Lucie Duff Gordon
To Mrs. Austin. GRAND CAIRO, Tuesday, November 11, 1862.
Dearest Mutter,
I write to you out of the real Arabian Nights. Well may the Prophet (whose name be
exalted) smile when he looks on Cairo. It is a
golden existence, all sunshine and poetry, and, I must add,
kindness and civility. I came up last Restorer of Hearts.
She is wonderfully like Rachel, and her singing is hinreisend from
expression and passion. Mr. Wilkinson (the
Consul) is a Levantine, and his wife Armenian, so they had a grand fantasia; people
feasted all over the house and in the street. Arab music schmetterte, women yelled the zaghareet,
black servants served sweetmeats, pipes, and coffee, and behaved as if they belonged to
the company, and I was strongly under the impression that I was at Nurreddin's wedding
with the Vizier's daughter. Yesterday I went to Heliopolis with Hekekian Bey
and his wife, and visited an Armenian country lady close by.
My servant Omar turns out a jewel. He has deterre an excellent boat for the Nile voyage, and I am to be mistress of a captain, a mate, eight men and a cabin boy for 25 pounds a month. I went to Boulak, the port of Cairo, and saw various boats, and admired the way in which the English travellers pay for their insolence and caprices. Similar boats cost people with dragomans 50 to 65 pounds. But, then, 'I shall lick the fellows,' etc., is what I hear all round. The dragoman, I conclude, pockets the difference. The owner of the boat, Sid Achmet el-Berberi, asked 30 pounds, whereupon I touched my breast, mouth and eyes, and stated through Omar that I was not, like other Ingeleez, made of money, but would give 20 pounds. He then showed another boat at 20 pounds, very much worse, and I departed (with fresh civilities) and looked at others, and saw two more for 20 pounds; but neither was clean, and neither had a little boat for landing. Meanwhile Sid Achmet came after me and explained that, if I was not like other Ingeleez in money, I likewise differed in politeness, and had refrained from abuse, etc., etc., and I should have the boat for 25 pounds. It was so very excellent in all fittings, and so much larger, that I thought it would make a great difference in health, so I said if he would go before the American Vice-Consul (who is looked on as a sharp hand) and would promise all he said to me before him, it should be well.

* * *

INSTRUCTIONS:
[A] According to the letter, what crew is the writer to command on the Nile boat? List each member.
[B] Reproduce the rows of the stored entries from the first one through the row containing "commentary-gloss-intro: Adhuc pſec̄tte", inclusive, switching "manuscript-text-line" to "text-line" and leaving all else unchanged.

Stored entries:
* * *

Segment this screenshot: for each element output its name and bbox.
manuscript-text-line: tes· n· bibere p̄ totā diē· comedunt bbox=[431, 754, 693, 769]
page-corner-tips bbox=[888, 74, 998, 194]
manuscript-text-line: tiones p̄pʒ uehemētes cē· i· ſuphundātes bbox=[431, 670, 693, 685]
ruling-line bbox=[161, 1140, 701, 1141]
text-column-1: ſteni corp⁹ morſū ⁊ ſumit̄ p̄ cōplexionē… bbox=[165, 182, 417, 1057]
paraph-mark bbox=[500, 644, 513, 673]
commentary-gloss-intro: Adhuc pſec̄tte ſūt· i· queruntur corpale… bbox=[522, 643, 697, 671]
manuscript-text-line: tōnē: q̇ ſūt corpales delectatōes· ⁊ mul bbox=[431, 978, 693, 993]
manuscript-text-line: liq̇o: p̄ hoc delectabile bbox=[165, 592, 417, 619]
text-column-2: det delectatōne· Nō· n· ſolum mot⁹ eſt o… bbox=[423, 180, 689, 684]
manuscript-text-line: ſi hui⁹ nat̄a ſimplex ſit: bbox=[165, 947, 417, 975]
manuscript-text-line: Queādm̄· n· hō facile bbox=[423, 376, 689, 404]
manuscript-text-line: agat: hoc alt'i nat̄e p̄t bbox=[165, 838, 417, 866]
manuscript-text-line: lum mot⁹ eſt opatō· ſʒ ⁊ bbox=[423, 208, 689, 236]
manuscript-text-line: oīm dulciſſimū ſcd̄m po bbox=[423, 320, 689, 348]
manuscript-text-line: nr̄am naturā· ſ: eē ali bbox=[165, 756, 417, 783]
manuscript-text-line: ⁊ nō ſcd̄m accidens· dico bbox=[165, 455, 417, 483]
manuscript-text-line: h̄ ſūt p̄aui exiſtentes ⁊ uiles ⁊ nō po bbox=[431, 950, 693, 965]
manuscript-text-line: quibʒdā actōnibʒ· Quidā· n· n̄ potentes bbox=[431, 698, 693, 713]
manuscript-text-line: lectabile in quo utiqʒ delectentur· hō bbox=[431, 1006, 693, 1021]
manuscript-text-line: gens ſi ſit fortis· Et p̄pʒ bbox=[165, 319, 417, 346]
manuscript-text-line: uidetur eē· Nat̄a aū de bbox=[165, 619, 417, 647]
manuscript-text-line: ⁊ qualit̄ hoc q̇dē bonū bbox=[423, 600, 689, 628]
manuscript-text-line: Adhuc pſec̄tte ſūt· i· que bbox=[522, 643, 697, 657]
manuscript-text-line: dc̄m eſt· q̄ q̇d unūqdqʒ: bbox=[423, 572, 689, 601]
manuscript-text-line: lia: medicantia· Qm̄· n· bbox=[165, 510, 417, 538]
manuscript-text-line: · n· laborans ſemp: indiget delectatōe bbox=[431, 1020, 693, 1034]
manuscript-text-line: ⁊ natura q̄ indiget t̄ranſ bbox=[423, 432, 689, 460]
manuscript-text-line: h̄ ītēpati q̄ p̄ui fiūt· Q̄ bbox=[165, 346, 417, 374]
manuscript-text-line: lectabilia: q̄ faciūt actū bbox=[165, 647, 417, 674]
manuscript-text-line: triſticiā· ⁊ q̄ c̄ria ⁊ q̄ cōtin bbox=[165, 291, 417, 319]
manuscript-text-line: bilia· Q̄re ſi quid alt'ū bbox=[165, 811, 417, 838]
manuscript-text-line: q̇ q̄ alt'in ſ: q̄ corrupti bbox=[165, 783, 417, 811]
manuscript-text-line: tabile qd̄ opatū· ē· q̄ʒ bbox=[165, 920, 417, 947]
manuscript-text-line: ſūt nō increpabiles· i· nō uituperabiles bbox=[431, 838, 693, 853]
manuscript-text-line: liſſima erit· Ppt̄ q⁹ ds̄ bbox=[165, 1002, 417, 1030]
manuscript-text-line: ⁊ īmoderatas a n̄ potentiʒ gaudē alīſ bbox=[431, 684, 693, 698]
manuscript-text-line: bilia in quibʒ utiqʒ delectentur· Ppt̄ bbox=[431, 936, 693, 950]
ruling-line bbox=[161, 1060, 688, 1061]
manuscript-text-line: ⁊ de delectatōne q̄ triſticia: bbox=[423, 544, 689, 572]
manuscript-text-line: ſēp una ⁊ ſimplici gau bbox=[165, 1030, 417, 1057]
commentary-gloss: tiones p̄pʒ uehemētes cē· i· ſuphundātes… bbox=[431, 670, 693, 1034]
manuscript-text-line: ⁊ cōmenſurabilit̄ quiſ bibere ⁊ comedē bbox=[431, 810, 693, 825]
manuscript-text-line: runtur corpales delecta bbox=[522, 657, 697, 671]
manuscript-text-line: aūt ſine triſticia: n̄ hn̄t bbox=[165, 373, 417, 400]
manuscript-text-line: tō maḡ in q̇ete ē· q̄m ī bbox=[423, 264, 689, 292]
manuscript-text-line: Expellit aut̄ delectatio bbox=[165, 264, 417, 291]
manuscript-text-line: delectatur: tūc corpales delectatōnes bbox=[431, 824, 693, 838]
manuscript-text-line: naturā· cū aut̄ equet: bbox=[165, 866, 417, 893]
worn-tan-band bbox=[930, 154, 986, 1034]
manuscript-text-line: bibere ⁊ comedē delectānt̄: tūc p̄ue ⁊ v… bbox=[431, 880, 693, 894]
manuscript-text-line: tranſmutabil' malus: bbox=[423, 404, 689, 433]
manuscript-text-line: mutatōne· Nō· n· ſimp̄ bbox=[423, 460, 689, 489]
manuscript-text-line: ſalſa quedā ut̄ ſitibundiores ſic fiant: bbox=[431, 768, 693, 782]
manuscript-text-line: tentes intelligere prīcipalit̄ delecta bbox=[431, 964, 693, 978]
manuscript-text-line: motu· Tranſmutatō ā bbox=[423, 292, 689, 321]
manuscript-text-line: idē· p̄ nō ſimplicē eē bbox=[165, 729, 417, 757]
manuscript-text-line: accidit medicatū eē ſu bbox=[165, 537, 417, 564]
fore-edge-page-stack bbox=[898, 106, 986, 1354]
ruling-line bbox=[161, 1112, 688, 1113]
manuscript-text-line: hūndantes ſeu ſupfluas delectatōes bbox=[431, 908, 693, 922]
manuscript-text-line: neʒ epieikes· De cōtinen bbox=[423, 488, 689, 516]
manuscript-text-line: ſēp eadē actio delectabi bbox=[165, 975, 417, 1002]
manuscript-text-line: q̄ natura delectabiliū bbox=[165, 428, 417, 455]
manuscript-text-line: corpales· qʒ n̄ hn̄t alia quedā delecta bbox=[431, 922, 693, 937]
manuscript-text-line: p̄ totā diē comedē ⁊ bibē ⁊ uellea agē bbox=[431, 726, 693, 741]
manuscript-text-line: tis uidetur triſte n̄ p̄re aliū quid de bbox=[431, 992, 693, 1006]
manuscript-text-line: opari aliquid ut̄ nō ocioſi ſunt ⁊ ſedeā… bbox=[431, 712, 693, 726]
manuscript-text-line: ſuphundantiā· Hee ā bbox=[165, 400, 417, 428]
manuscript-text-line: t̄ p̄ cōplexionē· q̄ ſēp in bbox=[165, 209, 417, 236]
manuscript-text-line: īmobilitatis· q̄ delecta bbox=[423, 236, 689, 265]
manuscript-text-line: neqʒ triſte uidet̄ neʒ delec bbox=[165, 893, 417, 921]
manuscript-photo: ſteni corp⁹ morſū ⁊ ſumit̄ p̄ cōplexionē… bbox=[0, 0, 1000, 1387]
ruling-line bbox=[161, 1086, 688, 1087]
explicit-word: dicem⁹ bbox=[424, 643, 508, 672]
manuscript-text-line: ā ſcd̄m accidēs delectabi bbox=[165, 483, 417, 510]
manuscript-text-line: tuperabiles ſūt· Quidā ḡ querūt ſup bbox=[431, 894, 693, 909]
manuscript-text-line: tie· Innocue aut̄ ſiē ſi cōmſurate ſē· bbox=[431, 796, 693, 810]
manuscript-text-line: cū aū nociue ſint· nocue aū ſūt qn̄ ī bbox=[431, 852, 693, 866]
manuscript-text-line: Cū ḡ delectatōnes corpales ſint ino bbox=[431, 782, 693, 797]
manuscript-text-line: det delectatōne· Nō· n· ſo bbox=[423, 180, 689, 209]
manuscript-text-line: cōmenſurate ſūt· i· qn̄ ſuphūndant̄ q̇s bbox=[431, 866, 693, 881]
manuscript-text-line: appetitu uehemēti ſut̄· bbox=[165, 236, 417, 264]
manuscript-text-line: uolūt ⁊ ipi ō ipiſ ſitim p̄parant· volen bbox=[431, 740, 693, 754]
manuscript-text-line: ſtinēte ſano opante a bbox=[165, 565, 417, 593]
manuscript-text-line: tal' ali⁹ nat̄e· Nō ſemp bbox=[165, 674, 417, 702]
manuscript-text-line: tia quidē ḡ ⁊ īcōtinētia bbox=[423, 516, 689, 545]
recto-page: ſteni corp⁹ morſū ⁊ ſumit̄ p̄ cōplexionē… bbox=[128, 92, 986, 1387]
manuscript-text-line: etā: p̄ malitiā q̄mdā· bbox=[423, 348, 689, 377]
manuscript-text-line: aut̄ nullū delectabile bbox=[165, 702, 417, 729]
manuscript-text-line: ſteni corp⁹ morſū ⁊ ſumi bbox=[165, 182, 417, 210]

* * *

ANSWERS TO THE PROBLEMS:
[A] A captain, a mate, eight men, and a cabin boy.

[B]
Segment this screenshot: for each element output its name and bbox.
text-line: tes· n· bibere p̄ totā diē· comedunt bbox=[431, 754, 693, 769]
page-corner-tips bbox=[888, 74, 998, 194]
text-line: tiones p̄pʒ uehemētes cē· i· ſuphundātes bbox=[431, 670, 693, 685]
ruling-line bbox=[161, 1140, 701, 1141]
text-column-1: ſteni corp⁹ morſū ⁊ ſumit̄ p̄ cōplexionē… bbox=[165, 182, 417, 1057]
paraph-mark bbox=[500, 644, 513, 673]
commentary-gloss-intro: Adhuc pſec̄tte ſūt· i· queruntur corpale… bbox=[522, 643, 697, 671]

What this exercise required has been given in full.